## Written problem
Below are records. Copy every line with "Temperature" in it.

──────── Records for processing ────────

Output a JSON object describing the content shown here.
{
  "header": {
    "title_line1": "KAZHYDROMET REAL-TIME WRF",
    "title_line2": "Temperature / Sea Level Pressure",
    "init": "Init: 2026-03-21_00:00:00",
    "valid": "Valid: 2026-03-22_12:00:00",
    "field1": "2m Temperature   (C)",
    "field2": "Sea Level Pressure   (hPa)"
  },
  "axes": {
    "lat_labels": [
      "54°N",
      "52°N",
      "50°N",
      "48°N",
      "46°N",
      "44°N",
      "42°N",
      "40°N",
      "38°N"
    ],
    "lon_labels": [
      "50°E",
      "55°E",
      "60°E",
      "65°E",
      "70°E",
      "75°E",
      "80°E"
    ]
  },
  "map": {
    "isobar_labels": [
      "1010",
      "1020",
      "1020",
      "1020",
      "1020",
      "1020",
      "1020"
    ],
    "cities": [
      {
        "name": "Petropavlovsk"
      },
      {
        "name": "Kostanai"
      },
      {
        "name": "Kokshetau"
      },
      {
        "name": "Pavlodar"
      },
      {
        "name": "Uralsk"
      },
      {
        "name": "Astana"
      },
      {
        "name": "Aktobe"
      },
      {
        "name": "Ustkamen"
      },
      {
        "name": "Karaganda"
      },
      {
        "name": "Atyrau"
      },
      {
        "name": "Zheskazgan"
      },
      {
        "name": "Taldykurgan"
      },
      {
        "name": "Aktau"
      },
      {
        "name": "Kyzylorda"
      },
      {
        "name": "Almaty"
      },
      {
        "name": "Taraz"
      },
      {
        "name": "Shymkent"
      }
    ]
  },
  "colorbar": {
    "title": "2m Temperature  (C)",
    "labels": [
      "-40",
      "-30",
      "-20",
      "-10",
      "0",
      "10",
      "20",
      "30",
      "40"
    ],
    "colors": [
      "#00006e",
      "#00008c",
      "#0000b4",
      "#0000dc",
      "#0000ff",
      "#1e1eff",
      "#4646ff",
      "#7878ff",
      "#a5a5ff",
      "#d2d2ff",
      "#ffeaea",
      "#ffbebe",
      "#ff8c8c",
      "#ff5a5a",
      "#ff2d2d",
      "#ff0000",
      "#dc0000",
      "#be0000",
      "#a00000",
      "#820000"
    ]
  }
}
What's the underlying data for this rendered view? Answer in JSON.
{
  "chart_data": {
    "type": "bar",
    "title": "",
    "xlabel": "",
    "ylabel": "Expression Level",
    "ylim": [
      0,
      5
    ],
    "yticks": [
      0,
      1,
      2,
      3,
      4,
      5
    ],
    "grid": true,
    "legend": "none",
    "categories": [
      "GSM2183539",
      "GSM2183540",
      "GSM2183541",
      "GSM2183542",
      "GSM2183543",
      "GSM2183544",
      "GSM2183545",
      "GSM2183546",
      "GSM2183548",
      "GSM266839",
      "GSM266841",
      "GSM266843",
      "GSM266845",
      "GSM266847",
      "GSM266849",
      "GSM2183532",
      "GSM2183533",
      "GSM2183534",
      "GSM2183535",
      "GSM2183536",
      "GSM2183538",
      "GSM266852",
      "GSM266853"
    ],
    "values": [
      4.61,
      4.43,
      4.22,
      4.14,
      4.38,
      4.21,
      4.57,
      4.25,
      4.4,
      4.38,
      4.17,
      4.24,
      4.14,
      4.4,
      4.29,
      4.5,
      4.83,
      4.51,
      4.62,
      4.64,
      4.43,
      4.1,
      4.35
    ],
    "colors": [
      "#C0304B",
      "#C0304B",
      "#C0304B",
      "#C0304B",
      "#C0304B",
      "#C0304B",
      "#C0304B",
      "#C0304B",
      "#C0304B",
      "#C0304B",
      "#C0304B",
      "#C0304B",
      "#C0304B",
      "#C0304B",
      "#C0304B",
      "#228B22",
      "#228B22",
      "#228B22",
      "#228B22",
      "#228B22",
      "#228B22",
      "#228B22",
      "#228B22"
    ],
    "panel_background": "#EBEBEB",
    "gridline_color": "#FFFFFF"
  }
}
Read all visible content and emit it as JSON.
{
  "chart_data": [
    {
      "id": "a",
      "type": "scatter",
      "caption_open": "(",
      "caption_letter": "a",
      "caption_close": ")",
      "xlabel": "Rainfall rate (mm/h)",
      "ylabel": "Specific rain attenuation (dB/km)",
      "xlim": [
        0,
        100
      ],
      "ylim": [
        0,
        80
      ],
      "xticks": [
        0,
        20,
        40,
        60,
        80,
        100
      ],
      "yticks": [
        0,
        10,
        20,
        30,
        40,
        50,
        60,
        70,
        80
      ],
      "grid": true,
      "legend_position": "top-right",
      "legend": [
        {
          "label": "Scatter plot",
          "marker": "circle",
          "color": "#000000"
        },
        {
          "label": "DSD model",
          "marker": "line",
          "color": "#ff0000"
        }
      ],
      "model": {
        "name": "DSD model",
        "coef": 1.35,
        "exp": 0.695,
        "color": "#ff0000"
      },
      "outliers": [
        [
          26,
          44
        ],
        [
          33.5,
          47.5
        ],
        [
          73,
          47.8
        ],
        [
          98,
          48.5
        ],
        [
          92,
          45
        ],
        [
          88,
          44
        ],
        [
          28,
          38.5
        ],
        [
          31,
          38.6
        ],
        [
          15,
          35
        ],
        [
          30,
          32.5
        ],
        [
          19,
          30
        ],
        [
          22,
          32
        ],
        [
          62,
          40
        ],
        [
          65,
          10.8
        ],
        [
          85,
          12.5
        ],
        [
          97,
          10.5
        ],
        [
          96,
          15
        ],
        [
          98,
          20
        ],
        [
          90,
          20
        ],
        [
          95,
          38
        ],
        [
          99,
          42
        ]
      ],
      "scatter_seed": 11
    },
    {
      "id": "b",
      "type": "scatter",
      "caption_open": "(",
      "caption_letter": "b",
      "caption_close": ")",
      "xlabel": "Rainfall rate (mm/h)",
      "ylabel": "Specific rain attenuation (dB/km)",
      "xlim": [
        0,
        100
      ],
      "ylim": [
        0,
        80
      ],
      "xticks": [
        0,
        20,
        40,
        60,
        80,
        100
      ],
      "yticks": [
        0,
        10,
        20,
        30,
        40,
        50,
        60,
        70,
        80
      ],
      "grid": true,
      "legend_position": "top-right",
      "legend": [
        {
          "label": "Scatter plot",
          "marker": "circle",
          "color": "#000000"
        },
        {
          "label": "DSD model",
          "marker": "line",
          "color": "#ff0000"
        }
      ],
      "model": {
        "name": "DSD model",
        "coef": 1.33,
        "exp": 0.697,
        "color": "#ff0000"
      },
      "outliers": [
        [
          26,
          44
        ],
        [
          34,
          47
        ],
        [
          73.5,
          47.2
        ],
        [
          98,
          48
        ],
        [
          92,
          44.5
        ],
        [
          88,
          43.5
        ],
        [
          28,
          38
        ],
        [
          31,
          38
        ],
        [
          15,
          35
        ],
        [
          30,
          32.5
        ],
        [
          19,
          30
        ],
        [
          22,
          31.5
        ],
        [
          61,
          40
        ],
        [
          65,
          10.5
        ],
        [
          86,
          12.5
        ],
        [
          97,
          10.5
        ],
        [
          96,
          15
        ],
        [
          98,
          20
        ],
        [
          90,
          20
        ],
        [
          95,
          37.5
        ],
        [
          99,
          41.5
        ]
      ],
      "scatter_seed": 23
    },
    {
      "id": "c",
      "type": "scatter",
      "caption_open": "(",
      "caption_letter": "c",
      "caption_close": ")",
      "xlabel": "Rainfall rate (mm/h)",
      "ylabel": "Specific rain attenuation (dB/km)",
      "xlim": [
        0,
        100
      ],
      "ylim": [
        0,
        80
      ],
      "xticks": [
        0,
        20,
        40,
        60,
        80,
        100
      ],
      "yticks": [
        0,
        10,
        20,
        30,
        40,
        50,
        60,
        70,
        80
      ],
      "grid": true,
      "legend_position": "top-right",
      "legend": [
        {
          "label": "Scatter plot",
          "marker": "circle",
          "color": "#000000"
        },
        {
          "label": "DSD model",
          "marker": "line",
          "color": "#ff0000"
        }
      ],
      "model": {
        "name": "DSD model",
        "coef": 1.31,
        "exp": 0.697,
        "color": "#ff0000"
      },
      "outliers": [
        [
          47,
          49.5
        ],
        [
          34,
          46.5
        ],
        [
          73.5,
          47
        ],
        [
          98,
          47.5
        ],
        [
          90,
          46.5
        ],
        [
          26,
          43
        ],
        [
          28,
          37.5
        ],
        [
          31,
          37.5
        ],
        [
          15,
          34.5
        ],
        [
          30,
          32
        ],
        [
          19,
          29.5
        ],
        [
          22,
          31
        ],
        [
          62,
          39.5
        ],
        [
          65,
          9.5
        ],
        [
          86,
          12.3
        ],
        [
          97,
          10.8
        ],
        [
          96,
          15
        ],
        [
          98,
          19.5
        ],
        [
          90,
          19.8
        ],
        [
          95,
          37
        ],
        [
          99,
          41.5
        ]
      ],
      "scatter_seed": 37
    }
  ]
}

────────

## Result
    "title_line2": "Temperature / Sea Level Pressure",
    "field1": "2m Temperature   (C)",
    "title": "2m Temperature  (C)",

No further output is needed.